## WHAT TO PRODUCE
Omit every picture and write out the rest of the records exactly.

## DATASET ENTRIES

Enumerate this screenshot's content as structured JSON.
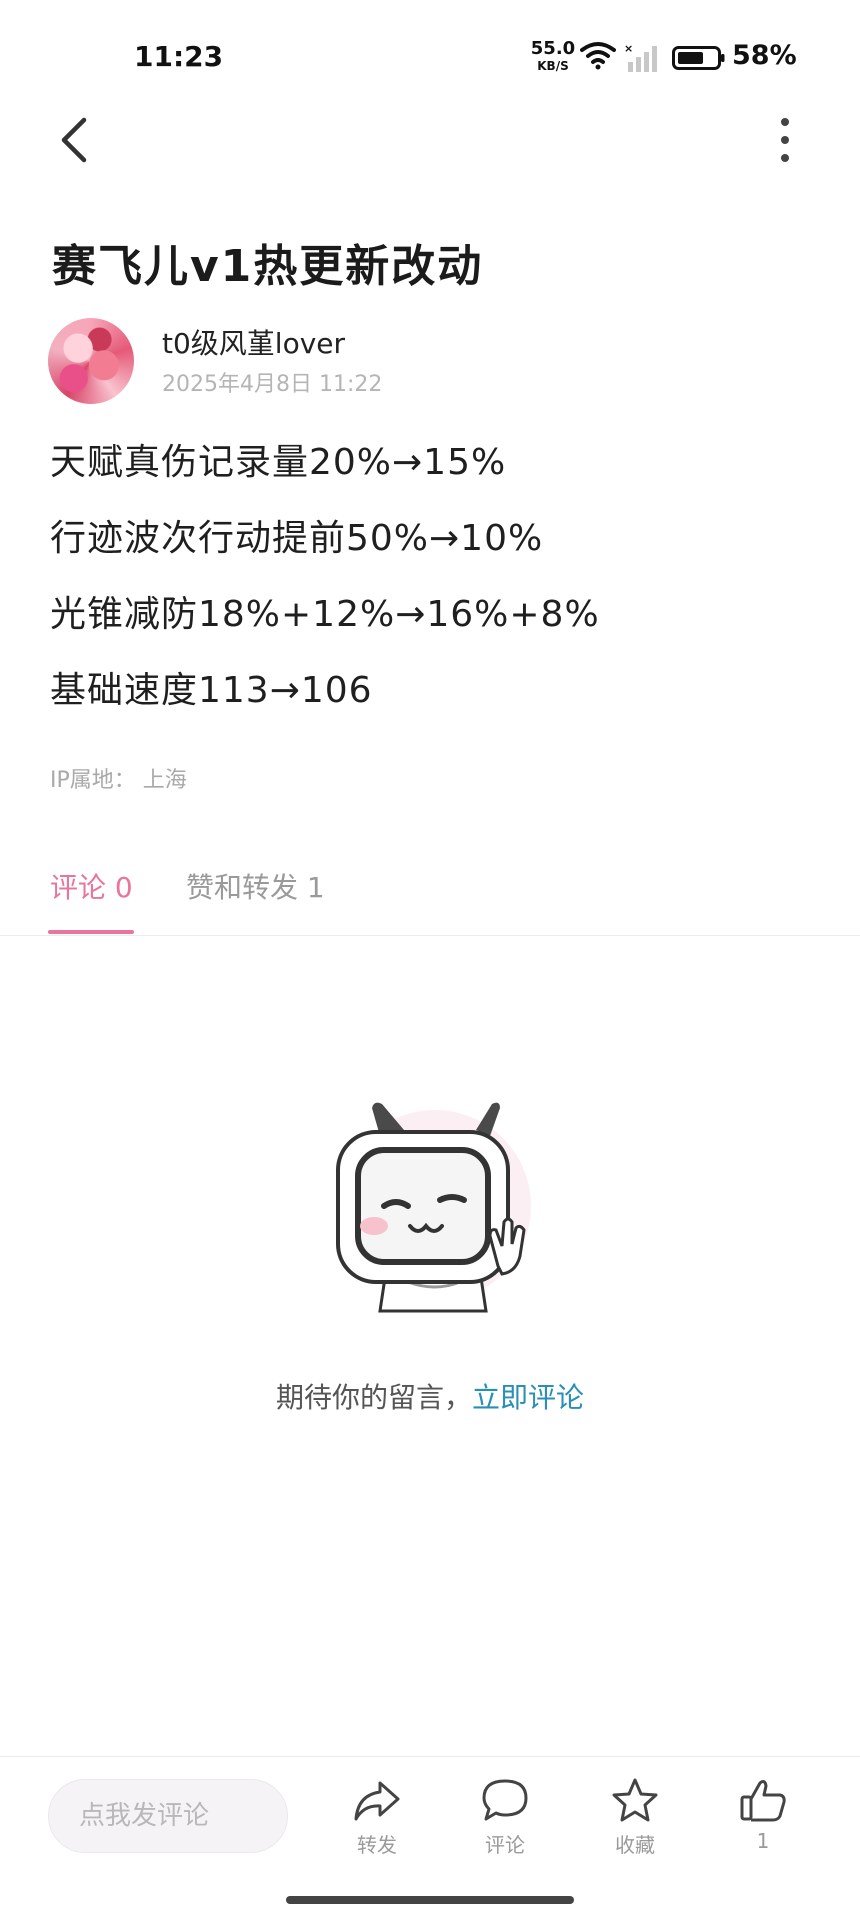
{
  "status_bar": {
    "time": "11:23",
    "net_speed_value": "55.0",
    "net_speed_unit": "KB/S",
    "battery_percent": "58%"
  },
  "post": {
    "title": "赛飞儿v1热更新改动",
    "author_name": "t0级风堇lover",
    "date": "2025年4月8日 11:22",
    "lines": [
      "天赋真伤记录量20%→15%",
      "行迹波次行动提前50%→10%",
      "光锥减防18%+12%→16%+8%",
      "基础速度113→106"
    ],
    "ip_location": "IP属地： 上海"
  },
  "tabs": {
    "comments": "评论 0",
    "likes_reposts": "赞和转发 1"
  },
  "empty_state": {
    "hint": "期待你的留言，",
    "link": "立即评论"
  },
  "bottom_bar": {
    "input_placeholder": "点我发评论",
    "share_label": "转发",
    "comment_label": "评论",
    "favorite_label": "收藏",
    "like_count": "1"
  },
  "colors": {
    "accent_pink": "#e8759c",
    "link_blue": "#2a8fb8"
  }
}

## EXERCISE ANSWER
Enumerate this screenshot's content as structured JSON.
{
  "status_bar": {
    "time": "11:23",
    "net_speed_value": "55.0",
    "net_speed_unit": "KB/S",
    "battery_percent": "58%"
  },
  "post": {
    "title": "赛飞儿v1热更新改动",
    "author_name": "t0级风堇lover",
    "date": "2025年4月8日 11:22",
    "lines": [
      "天赋真伤记录量20%→15%",
      "行迹波次行动提前50%→10%",
      "光锥减防18%+12%→16%+8%",
      "基础速度113→106"
    ],
    "ip_location": "IP属地： 上海"
  },
  "tabs": {
    "comments": "评论 0",
    "likes_reposts": "赞和转发 1"
  },
  "empty_state": {
    "hint": "期待你的留言，",
    "link": "立即评论"
  },
  "bottom_bar": {
    "input_placeholder": "点我发评论",
    "share_label": "转发",
    "comment_label": "评论",
    "favorite_label": "收藏",
    "like_count": "1"
  },
  "colors": {
    "accent_pink": "#e8759c",
    "link_blue": "#2a8fb8"
  }
}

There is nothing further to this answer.